● **PROBLEM DESCRIPTION**:
Take every line that has the string "must" and copy it out.

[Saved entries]
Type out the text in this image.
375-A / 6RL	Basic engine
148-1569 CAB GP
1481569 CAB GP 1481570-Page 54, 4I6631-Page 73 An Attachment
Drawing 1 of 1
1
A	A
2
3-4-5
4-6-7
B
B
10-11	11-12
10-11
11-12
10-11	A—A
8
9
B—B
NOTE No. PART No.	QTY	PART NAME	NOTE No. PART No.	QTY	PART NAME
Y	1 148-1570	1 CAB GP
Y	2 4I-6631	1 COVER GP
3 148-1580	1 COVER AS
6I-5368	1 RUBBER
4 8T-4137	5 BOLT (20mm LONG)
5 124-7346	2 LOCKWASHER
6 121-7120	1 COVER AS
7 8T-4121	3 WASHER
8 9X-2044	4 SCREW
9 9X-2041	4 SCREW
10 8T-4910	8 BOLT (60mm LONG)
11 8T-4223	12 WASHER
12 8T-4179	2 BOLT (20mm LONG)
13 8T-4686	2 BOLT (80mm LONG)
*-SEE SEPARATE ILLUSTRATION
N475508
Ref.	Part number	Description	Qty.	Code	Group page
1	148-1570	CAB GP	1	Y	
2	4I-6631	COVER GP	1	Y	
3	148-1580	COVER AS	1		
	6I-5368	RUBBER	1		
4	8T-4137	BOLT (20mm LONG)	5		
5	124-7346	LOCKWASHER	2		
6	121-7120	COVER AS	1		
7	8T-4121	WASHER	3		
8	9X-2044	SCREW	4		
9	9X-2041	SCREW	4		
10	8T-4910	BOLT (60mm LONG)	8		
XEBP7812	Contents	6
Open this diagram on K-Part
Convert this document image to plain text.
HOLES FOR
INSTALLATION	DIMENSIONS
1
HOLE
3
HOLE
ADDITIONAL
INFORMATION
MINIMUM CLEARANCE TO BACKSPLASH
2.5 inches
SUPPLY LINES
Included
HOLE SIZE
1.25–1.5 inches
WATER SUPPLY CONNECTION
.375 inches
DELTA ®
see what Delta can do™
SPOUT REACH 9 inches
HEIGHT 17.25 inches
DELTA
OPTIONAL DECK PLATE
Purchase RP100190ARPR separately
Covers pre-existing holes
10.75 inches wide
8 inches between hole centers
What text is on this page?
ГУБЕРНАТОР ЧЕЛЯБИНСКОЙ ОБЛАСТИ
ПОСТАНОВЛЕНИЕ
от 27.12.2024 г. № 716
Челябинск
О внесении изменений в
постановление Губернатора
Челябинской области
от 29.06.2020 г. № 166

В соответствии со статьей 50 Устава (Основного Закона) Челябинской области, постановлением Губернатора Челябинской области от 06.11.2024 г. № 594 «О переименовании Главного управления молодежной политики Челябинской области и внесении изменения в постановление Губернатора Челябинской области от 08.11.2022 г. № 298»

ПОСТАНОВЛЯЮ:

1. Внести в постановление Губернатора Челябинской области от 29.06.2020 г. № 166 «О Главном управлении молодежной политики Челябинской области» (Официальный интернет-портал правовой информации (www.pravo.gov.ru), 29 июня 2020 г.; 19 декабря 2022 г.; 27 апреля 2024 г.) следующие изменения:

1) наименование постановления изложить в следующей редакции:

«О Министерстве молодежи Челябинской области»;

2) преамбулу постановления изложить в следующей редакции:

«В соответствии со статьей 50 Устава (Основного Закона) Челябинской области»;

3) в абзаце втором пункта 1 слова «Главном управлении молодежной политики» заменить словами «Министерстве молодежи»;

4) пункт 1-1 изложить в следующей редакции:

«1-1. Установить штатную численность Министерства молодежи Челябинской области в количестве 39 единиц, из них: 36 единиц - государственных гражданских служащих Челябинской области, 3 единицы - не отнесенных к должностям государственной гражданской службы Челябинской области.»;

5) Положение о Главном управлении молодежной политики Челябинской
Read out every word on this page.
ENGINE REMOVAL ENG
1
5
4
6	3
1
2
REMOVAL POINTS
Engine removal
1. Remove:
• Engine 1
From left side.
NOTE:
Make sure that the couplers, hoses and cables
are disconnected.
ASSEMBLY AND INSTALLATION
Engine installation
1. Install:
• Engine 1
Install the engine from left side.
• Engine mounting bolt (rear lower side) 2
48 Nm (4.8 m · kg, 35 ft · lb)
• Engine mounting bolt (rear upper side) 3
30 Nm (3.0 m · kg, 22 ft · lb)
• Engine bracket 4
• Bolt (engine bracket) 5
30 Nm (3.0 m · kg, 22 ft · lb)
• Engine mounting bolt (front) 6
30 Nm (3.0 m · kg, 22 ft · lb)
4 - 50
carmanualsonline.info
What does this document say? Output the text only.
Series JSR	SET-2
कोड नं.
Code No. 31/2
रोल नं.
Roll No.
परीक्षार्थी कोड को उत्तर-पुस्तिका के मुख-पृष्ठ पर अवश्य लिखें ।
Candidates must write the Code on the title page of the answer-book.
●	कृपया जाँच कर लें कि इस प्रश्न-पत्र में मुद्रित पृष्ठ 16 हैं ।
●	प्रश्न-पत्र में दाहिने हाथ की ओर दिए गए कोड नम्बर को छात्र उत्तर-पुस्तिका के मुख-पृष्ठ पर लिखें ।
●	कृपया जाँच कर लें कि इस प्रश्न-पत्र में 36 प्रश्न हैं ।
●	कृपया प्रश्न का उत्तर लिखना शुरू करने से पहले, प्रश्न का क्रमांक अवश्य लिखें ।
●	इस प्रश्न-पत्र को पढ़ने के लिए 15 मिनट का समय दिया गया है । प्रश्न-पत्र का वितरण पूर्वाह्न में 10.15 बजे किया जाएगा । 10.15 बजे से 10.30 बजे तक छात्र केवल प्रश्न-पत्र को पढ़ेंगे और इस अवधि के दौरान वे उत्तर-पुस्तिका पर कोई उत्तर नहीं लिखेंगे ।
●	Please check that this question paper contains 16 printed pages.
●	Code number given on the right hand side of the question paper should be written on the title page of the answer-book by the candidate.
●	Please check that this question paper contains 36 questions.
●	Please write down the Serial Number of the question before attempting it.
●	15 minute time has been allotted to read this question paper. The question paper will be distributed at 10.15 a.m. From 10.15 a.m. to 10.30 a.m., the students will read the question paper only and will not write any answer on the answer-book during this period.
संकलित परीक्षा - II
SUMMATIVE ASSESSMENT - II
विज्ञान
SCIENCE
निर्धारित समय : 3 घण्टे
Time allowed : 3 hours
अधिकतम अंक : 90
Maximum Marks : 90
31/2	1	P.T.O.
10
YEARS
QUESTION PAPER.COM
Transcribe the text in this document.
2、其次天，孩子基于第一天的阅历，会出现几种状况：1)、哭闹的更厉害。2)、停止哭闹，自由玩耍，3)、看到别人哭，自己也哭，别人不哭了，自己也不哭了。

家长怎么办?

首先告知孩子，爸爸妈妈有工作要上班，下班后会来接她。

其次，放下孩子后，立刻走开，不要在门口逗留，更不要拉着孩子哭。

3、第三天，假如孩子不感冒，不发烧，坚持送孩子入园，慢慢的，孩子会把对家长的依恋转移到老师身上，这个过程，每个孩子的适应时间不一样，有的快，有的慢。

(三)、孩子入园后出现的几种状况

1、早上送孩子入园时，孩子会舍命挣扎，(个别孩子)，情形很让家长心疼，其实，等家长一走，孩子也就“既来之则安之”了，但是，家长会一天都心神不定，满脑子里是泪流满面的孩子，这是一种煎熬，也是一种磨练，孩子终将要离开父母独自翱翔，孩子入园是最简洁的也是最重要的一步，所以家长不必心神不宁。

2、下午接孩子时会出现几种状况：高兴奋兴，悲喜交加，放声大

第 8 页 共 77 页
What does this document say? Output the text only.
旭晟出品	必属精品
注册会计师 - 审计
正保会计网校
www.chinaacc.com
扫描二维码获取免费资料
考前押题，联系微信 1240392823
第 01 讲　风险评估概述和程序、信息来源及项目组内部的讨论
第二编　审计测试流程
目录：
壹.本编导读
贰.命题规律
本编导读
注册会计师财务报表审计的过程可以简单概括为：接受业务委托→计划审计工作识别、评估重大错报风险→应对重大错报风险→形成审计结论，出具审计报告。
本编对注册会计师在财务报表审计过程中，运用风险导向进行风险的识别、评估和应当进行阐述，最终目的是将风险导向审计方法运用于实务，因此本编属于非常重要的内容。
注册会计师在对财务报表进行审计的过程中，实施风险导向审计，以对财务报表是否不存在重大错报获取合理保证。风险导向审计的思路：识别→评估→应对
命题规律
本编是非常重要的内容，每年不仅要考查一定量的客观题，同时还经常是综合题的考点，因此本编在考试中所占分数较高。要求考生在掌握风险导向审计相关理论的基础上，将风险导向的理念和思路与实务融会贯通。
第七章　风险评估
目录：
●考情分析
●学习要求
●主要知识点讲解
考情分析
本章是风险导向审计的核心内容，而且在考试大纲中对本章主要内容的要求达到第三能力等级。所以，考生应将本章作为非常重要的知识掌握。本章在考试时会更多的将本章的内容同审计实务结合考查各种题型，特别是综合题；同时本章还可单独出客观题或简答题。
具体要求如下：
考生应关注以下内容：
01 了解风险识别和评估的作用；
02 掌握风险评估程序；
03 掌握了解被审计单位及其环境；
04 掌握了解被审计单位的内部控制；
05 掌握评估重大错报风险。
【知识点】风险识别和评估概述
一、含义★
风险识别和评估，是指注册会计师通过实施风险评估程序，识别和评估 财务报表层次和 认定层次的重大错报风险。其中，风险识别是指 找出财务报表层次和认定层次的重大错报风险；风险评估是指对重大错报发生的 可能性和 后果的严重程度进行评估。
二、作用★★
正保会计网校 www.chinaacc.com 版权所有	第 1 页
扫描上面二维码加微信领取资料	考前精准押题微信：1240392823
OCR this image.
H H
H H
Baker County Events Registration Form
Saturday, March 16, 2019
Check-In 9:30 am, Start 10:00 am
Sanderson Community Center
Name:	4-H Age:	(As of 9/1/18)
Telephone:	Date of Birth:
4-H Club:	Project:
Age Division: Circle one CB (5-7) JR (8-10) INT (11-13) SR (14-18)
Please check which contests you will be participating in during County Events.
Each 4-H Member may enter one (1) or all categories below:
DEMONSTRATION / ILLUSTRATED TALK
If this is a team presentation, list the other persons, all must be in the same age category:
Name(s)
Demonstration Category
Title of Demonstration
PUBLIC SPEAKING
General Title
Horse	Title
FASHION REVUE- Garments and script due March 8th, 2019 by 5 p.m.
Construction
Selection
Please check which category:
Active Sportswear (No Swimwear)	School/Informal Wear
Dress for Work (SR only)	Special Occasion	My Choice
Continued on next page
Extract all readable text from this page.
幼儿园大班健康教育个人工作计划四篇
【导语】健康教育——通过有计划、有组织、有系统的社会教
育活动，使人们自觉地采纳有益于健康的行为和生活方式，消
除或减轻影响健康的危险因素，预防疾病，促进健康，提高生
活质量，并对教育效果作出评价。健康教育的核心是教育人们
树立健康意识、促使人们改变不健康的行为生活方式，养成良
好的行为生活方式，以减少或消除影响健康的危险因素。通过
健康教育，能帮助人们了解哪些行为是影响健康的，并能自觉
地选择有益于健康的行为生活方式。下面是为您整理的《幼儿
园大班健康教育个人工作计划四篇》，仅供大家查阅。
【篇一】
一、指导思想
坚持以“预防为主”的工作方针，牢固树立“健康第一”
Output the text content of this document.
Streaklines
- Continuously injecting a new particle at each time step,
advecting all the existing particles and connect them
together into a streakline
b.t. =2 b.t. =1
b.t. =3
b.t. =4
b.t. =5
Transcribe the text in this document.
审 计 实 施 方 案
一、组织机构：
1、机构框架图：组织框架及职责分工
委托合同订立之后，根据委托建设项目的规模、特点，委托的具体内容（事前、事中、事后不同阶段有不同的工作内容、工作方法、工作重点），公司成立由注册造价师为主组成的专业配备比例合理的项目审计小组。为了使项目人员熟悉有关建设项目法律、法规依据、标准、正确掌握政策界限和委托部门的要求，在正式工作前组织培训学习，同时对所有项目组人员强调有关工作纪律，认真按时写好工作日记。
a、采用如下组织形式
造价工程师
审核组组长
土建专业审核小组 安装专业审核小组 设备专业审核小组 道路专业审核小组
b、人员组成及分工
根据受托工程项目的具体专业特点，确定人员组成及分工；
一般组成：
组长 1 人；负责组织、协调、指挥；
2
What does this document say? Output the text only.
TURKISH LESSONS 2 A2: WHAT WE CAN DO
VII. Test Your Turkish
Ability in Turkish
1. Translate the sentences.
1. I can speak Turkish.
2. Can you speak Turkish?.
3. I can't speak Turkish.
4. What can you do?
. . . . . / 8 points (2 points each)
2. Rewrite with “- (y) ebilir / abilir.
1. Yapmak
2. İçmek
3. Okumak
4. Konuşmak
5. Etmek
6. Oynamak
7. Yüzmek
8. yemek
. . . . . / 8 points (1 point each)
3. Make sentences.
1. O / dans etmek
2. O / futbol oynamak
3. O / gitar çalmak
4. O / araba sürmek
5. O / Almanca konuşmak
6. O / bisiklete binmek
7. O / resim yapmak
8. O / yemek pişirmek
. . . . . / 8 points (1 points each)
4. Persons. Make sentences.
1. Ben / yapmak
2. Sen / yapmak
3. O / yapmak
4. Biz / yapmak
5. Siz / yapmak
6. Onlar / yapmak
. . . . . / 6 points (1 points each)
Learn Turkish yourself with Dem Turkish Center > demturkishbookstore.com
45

● **WRITTEN ANSWER**:
Candidates must write the Code on the title page of the answer-book.
If this is a team presentation, list the other persons, all must be in the same age category:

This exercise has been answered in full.